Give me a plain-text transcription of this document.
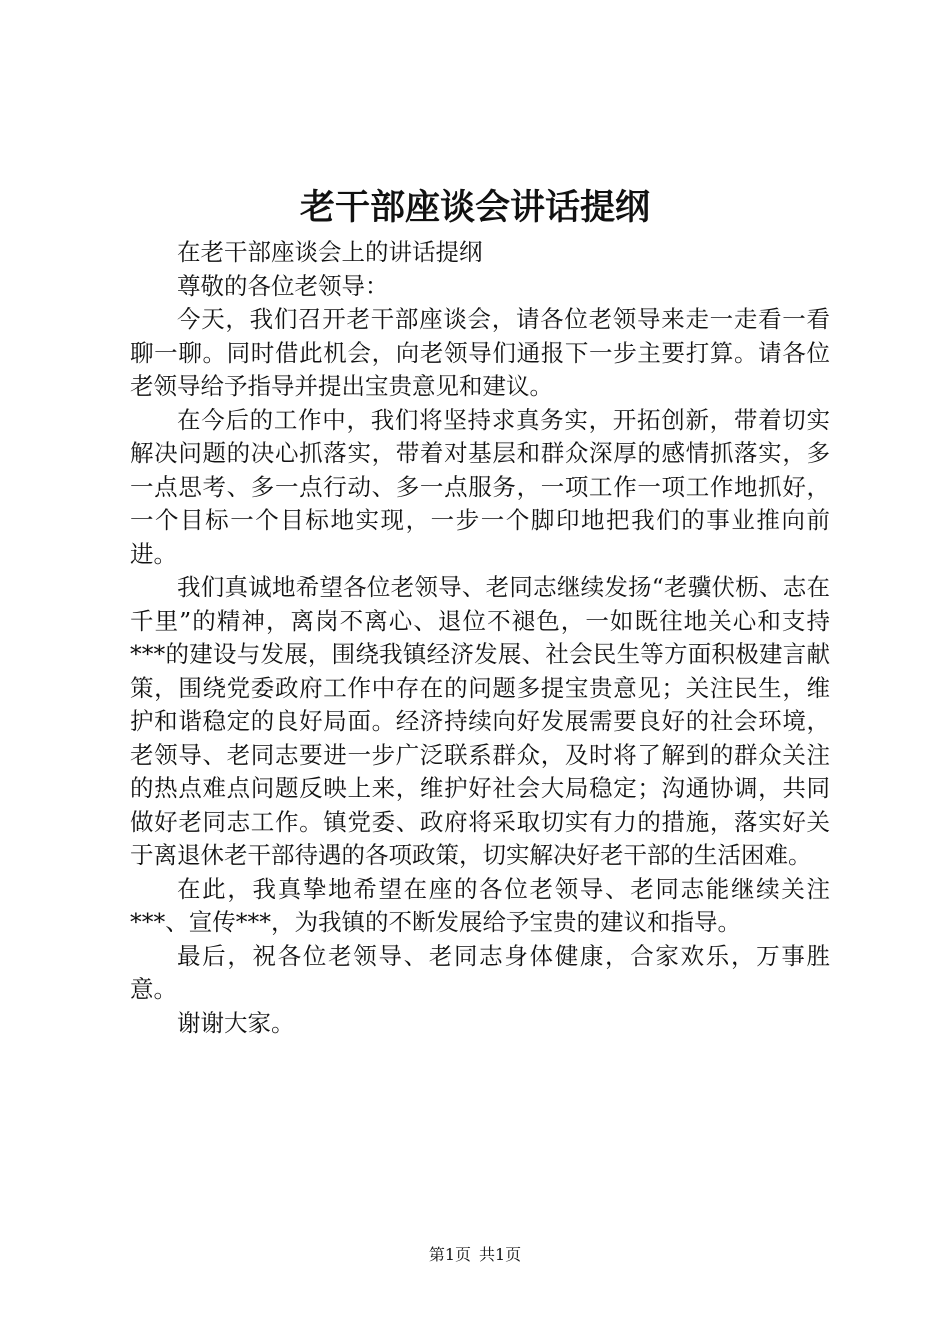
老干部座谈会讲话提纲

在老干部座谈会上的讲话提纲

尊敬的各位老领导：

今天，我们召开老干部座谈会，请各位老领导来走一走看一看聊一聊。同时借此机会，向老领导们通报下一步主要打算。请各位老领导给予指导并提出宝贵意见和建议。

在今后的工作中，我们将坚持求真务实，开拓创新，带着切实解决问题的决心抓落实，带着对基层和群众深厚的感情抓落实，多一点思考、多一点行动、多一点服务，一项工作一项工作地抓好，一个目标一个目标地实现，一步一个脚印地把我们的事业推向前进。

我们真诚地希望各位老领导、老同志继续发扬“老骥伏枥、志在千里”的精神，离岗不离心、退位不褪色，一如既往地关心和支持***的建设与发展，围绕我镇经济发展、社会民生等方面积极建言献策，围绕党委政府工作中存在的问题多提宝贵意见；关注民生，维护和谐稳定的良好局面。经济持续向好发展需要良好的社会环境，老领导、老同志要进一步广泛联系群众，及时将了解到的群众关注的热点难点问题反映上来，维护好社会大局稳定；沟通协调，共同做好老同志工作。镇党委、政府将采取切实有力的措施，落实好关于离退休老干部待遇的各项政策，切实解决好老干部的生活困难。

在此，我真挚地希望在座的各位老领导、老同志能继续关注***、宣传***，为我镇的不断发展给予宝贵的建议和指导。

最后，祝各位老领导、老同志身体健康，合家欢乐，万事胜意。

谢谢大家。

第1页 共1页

· · · ·

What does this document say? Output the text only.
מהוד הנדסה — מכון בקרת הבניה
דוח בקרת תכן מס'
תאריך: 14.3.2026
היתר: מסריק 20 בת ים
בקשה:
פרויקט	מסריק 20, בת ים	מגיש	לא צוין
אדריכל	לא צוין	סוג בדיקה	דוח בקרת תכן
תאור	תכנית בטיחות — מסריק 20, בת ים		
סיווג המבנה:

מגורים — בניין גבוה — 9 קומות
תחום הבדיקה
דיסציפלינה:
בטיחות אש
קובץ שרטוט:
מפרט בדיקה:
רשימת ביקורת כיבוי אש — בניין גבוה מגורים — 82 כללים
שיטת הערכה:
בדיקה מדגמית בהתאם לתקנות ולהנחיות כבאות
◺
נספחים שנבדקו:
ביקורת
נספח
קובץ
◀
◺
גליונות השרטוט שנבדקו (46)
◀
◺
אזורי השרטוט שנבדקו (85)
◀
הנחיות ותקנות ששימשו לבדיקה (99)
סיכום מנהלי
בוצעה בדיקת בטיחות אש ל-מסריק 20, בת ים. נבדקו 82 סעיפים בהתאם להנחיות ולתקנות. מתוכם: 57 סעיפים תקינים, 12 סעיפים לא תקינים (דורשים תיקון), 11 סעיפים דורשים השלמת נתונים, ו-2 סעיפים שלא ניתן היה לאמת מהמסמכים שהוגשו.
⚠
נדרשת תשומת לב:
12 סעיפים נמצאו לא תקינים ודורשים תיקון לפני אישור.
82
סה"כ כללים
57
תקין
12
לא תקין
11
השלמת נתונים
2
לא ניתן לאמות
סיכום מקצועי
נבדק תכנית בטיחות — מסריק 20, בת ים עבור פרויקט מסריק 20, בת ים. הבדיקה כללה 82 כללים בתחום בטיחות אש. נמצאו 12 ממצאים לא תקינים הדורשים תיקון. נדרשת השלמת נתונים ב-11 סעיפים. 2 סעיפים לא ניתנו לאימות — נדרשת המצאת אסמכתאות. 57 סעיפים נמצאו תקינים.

· · · ·

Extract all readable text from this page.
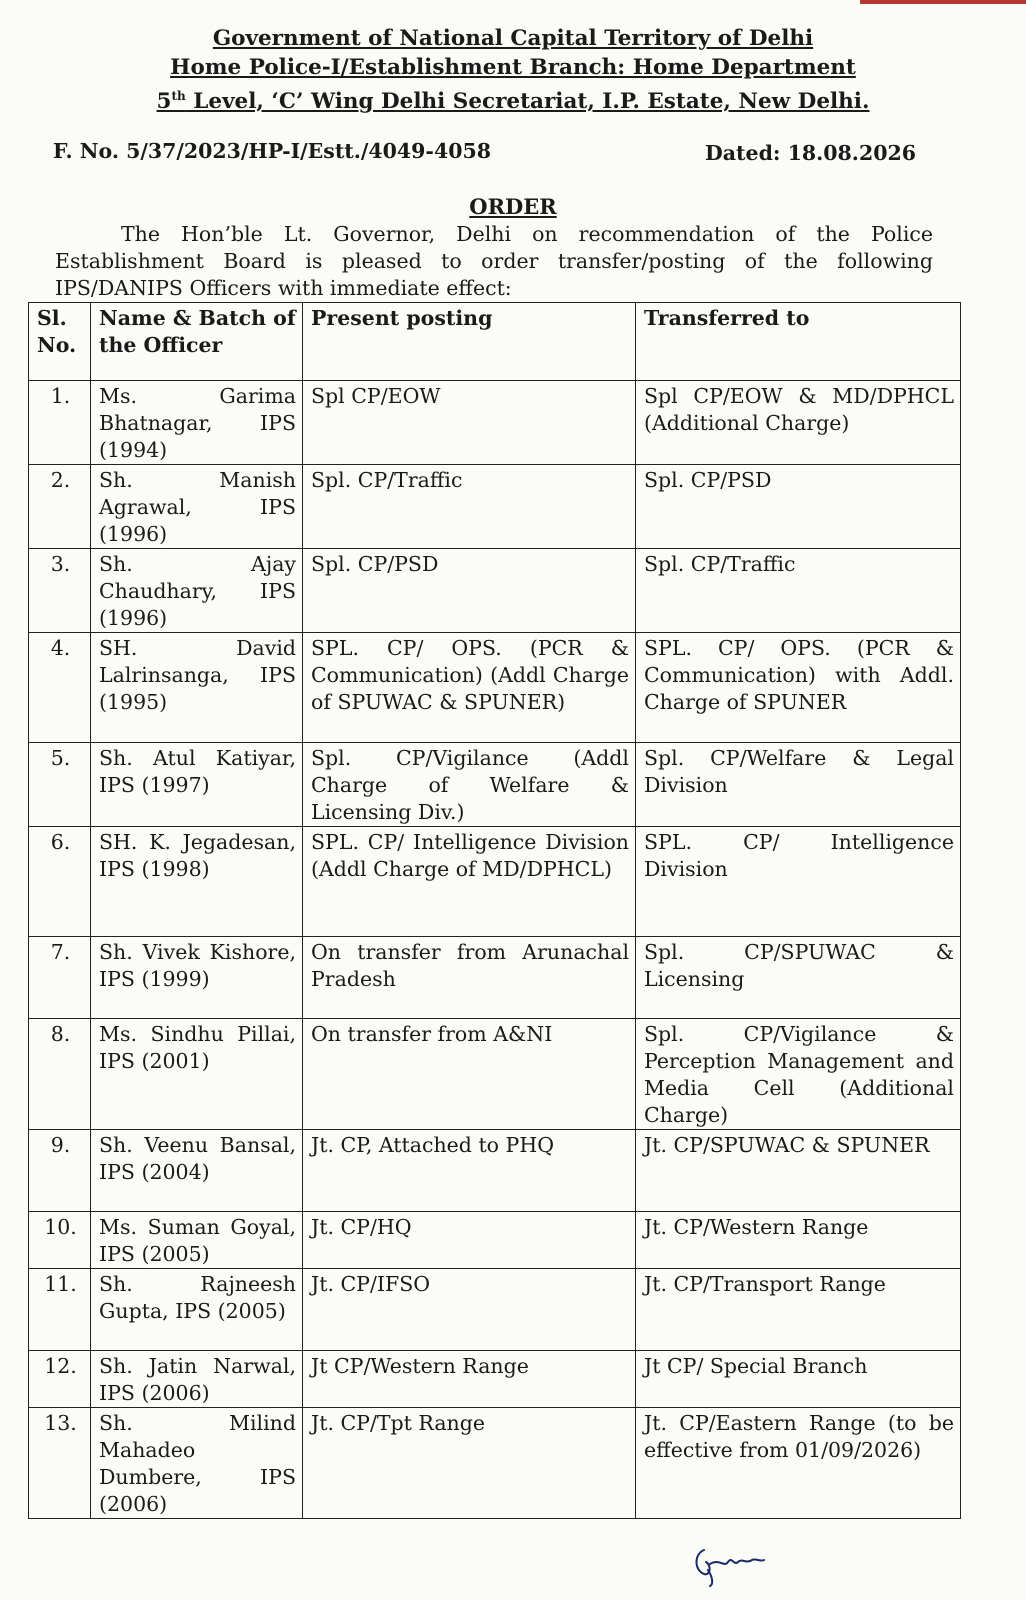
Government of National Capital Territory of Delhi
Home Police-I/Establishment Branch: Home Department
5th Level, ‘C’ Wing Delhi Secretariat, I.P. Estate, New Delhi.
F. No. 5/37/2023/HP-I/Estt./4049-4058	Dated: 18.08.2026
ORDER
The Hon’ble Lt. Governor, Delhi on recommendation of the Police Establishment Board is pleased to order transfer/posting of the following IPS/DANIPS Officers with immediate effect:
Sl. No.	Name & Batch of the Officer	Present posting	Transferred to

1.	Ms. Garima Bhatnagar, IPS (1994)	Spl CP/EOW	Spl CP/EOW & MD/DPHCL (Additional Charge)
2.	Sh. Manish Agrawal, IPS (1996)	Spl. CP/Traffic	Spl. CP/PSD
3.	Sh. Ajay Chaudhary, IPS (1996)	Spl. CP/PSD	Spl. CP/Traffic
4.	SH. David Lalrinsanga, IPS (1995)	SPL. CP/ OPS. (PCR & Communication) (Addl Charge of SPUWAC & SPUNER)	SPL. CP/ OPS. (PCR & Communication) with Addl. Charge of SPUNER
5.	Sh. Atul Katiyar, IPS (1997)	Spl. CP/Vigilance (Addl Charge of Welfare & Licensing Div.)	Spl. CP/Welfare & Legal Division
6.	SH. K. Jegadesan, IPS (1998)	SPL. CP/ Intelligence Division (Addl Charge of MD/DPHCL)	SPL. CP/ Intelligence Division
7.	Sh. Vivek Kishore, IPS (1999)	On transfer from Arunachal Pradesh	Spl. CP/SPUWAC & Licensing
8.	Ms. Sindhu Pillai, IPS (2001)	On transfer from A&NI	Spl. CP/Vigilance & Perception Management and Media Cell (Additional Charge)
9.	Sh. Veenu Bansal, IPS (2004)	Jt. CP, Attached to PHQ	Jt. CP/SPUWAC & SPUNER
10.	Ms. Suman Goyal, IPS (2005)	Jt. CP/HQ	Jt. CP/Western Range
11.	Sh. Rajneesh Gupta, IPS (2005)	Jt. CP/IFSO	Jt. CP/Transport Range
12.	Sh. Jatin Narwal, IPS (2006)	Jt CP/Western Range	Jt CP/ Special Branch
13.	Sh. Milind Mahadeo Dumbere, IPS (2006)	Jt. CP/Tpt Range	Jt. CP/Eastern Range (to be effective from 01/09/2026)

· · · ·

Locate all lines in the listing above with the word "SPUNER". Copy them.

■ Written response ■
4.	SH. David Lalrinsanga, IPS (1995)	SPL. CP/ OPS. (PCR & Communication) (Addl Charge of SPUWAC & SPUNER)	SPL. CP/ OPS. (PCR & Communication) with Addl. Charge of SPUNER
9.	Sh. Veenu Bansal, IPS (2004)	Jt. CP, Attached to PHQ	Jt. CP/SPUWAC & SPUNER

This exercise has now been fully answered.